INPUT RECORDS:

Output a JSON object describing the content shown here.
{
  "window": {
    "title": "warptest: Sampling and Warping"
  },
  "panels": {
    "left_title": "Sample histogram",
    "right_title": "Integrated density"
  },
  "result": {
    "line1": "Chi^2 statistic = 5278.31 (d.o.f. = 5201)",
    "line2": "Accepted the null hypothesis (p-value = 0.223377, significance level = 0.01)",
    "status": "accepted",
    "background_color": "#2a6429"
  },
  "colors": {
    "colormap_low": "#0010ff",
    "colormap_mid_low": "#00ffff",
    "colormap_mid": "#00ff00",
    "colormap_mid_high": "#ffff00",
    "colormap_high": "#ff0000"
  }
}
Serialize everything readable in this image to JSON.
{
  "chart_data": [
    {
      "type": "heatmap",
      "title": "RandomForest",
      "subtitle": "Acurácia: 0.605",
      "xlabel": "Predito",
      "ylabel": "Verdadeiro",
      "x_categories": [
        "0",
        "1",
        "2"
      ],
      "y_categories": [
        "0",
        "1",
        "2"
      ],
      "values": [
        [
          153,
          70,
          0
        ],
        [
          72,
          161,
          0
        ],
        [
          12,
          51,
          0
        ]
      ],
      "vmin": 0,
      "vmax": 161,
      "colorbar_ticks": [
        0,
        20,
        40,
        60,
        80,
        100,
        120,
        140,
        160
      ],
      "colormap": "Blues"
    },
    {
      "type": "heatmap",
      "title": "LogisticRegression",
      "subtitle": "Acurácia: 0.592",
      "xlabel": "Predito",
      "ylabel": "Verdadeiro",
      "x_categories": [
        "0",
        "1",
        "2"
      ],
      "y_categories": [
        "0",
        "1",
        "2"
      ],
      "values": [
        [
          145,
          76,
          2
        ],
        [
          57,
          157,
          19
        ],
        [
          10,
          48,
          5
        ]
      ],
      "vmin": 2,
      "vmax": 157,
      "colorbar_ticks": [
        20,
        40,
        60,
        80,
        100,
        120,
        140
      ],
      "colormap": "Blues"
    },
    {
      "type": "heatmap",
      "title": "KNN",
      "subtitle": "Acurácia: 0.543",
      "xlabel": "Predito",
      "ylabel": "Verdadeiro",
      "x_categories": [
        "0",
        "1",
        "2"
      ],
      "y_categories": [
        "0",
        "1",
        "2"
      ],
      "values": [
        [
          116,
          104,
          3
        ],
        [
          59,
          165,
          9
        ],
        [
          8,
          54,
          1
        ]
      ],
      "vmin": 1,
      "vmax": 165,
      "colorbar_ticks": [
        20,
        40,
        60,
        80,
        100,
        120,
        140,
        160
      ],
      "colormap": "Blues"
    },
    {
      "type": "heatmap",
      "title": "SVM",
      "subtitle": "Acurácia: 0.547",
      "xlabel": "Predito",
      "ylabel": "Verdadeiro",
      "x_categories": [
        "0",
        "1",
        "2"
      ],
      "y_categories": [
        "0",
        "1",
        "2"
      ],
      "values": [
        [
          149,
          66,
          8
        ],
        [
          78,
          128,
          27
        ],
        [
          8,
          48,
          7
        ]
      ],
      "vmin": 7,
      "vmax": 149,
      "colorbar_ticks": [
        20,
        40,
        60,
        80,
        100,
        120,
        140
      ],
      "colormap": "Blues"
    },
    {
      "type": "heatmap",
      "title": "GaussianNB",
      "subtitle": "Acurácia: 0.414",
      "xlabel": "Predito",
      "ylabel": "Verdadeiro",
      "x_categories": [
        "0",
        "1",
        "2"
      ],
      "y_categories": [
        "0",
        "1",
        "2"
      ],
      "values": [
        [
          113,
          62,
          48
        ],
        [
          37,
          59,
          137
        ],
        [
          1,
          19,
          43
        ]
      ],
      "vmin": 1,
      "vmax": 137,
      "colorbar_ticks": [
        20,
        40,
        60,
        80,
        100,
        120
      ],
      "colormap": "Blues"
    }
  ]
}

EXERCISE REQUIREMENTS: In the entries above, count each line holding "subtitle" and report the total and nothing more.

FULL ANSWER: 5